▸ **THE TASK**: Gather every line that includes the word "Sales", please.

(Excerpts from a figure dataset)
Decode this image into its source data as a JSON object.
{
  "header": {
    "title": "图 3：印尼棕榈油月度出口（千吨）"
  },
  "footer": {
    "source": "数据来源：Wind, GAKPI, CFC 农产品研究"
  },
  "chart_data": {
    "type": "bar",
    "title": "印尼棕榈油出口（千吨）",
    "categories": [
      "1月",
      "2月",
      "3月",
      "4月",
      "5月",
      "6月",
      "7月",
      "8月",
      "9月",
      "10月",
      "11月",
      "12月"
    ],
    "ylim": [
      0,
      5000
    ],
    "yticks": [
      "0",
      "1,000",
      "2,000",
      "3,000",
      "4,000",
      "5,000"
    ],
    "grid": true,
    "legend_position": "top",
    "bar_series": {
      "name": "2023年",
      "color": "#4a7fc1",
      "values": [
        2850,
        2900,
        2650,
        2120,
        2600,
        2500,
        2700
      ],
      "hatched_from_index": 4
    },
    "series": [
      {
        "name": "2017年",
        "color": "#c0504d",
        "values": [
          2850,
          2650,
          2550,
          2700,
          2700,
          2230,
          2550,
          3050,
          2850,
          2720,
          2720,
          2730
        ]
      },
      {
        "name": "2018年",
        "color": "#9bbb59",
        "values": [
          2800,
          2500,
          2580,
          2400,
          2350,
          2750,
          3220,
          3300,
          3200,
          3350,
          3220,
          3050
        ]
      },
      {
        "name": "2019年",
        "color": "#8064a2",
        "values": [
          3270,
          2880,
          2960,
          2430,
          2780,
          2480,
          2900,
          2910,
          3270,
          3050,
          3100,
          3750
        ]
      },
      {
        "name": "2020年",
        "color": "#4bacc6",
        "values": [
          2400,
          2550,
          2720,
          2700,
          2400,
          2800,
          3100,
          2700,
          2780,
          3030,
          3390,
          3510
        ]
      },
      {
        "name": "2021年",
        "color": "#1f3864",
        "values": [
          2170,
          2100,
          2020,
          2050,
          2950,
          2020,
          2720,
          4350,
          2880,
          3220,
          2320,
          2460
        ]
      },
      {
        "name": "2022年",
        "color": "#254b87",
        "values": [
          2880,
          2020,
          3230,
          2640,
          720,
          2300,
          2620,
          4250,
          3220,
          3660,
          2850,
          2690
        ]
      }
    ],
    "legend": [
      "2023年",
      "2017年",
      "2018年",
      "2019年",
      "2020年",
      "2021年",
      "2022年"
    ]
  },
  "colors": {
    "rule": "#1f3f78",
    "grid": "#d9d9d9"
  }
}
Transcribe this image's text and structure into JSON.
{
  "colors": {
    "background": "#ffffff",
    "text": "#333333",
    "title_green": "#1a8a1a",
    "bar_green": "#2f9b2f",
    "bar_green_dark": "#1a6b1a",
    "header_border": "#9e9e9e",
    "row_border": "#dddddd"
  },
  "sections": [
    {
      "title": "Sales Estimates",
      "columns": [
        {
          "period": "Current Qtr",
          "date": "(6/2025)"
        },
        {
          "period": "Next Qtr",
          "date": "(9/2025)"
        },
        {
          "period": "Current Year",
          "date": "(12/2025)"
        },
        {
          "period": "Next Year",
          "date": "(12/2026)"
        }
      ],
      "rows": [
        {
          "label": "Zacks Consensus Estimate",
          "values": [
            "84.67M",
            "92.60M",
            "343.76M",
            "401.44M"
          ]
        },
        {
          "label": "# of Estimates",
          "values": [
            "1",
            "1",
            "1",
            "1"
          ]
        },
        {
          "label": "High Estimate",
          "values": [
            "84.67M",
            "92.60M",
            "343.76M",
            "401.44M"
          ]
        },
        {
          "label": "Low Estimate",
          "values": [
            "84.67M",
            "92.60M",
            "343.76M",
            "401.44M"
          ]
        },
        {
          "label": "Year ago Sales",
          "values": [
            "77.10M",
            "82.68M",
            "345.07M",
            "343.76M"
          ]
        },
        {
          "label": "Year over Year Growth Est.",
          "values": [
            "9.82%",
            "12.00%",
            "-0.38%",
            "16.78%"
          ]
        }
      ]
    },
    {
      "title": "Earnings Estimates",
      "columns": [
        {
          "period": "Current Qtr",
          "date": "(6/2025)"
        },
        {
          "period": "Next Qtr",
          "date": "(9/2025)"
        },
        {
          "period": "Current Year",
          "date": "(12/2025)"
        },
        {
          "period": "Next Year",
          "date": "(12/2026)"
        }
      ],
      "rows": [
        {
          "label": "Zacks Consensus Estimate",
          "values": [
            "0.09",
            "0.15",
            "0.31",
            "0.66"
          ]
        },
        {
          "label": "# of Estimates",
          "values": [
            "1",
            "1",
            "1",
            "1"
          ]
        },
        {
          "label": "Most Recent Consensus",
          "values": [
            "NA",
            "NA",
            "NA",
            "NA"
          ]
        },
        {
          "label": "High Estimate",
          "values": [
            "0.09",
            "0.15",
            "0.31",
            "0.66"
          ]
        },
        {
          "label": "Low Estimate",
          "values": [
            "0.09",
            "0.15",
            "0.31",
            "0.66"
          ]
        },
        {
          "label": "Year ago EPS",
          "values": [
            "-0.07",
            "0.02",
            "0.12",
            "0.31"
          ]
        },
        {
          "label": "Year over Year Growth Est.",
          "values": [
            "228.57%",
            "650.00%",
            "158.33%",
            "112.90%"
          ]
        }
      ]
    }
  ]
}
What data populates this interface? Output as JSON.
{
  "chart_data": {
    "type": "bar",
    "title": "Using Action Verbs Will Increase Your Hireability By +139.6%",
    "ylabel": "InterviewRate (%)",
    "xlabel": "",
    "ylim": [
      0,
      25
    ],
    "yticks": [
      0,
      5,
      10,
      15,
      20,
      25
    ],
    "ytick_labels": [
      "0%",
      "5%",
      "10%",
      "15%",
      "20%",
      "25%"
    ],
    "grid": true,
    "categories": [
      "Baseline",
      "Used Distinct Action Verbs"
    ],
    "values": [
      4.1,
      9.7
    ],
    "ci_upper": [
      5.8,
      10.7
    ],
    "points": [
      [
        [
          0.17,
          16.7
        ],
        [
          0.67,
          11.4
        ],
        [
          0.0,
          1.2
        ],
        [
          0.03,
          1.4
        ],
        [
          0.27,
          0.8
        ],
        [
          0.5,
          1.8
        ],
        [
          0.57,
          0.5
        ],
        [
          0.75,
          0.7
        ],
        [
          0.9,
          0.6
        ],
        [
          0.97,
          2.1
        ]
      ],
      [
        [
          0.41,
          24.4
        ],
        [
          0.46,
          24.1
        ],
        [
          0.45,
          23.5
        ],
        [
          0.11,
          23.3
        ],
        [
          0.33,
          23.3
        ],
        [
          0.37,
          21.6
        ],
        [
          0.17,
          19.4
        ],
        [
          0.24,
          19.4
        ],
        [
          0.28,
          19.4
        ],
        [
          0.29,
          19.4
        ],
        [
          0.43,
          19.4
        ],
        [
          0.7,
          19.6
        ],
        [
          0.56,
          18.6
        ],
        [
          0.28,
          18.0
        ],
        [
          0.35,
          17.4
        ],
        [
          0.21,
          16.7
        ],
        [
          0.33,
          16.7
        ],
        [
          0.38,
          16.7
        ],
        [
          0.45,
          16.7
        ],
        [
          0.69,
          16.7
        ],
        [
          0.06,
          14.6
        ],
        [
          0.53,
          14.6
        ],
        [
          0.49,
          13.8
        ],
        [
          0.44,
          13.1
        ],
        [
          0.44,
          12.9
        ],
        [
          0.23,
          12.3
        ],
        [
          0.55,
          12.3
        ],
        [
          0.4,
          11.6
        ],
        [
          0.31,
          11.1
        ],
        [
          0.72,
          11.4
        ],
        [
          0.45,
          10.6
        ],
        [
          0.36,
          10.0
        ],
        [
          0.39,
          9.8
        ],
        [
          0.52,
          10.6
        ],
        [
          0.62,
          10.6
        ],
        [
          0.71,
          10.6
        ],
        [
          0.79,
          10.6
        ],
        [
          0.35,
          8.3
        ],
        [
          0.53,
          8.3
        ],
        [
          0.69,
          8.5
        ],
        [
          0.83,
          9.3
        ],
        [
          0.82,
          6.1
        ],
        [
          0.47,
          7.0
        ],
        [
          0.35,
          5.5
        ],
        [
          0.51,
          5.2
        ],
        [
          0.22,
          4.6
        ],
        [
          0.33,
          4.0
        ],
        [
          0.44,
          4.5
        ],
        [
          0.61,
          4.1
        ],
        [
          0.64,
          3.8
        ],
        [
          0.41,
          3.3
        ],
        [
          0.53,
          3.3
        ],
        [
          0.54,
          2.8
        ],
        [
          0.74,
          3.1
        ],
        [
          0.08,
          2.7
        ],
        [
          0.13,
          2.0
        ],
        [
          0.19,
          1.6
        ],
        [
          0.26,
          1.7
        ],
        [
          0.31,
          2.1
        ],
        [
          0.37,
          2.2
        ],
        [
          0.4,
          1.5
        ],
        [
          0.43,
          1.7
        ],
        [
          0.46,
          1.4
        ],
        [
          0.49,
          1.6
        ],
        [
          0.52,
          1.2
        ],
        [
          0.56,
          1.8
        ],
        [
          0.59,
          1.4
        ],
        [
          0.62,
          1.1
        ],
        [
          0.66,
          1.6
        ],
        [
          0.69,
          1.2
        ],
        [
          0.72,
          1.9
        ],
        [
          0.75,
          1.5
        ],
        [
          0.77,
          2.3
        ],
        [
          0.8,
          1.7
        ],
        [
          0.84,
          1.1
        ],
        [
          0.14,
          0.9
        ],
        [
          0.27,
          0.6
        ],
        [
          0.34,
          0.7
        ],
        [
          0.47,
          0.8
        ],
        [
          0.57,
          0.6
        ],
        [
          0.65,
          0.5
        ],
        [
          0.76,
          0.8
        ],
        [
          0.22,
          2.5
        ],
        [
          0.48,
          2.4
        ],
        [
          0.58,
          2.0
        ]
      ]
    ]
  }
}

▸ **COMPLETE RESPONSE**:
      "title": "Sales Estimates",
          "label": "Year ago Sales",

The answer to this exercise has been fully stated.